## Data provided
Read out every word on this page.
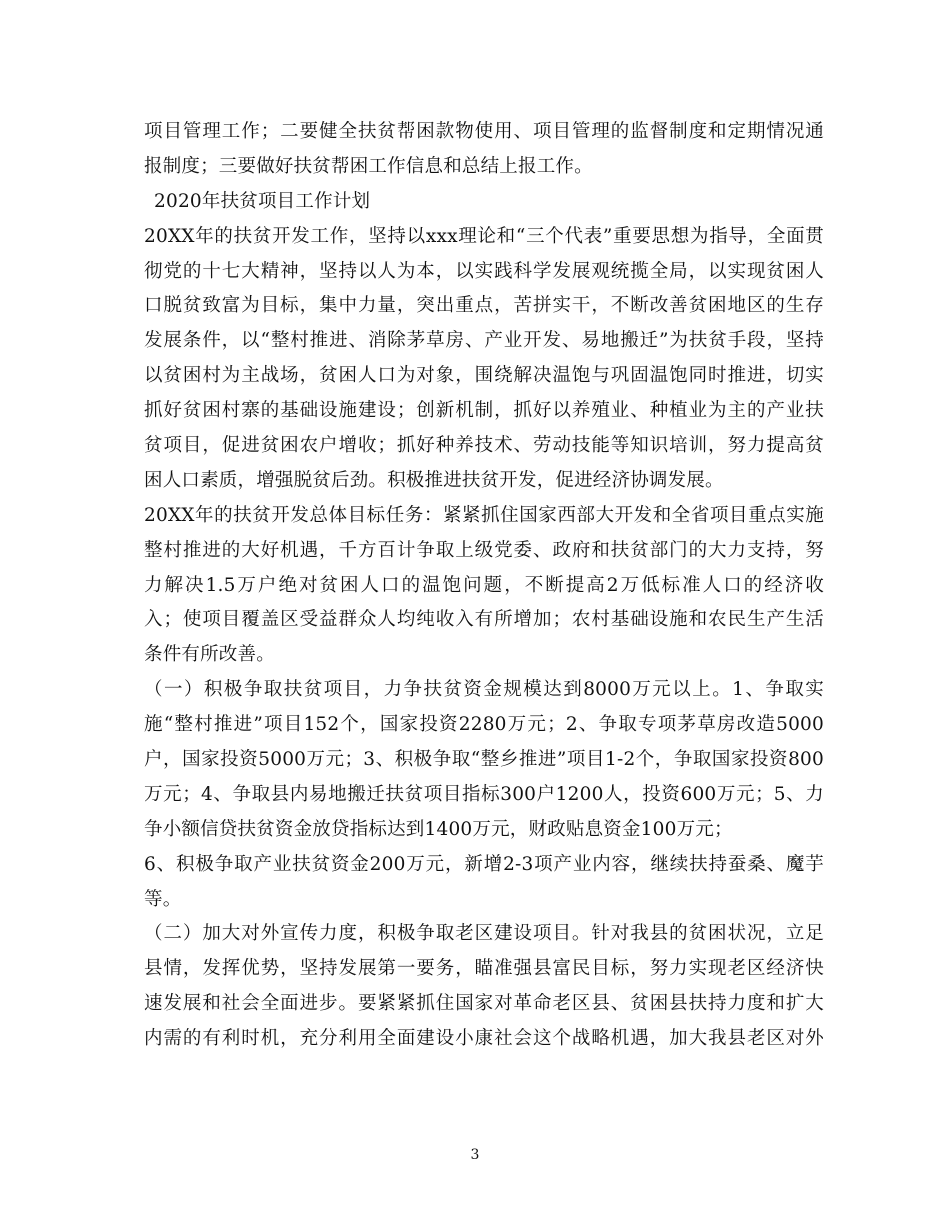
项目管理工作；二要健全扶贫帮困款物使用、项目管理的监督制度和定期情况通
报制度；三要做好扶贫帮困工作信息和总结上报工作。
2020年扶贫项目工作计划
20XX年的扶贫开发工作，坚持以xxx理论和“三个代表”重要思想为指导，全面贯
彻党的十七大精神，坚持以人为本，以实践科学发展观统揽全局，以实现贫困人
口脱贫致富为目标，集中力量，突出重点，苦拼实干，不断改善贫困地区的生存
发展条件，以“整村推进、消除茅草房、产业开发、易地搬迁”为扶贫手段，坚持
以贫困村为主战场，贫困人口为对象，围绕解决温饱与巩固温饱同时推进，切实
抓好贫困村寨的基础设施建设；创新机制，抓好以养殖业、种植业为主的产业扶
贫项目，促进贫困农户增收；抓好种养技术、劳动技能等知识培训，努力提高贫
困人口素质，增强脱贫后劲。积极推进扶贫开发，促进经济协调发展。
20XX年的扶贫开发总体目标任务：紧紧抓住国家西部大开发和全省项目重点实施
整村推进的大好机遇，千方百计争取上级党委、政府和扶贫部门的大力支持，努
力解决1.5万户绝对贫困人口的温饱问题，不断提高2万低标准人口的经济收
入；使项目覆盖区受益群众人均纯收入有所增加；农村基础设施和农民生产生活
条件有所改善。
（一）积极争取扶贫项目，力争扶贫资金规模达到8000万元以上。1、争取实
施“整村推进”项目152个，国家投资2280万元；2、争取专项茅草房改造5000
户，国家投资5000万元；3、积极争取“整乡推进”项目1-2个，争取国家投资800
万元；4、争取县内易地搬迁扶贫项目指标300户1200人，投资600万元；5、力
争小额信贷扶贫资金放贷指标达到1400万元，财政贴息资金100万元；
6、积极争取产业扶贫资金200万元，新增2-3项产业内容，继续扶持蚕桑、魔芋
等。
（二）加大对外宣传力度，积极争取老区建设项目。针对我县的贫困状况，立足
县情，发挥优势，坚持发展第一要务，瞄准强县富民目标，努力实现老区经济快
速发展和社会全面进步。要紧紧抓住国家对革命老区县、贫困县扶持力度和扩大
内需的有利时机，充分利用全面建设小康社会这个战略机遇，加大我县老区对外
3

...

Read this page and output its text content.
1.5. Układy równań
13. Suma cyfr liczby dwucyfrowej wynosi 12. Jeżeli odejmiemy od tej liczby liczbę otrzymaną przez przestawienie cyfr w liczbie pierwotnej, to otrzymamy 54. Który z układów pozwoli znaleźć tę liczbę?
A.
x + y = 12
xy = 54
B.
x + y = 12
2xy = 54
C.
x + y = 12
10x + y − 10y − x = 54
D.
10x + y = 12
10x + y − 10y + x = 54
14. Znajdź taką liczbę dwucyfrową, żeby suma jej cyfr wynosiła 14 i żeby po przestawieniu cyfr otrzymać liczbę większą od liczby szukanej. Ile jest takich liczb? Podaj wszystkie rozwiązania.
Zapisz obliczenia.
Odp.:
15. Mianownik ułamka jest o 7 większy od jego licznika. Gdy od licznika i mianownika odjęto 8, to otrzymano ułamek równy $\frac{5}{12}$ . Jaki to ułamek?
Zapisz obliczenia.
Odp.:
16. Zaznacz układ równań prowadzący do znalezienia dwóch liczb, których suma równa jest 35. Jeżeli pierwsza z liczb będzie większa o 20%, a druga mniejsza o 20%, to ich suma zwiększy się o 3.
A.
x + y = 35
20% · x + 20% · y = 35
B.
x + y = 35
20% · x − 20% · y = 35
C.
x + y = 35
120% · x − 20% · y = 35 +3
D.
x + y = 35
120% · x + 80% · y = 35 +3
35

## Task instructions
Return all lines containing "cyfr".

## Worked solution
13. Suma cyfr liczby dwucyfrowej wynosi 12. Jeżeli odejmiemy od tej liczby liczbę otrzymaną przez przestawienie cyfr w liczbie pierwotnej, to otrzymamy 54. Który z układów pozwoli znaleźć tę liczbę?
14. Znajdź taką liczbę dwucyfrową, żeby suma jej cyfr wynosiła 14 i żeby po przestawieniu cyfr otrzymać liczbę większą od liczby szukanej. Ile jest takich liczb? Podaj wszystkie rozwiązania.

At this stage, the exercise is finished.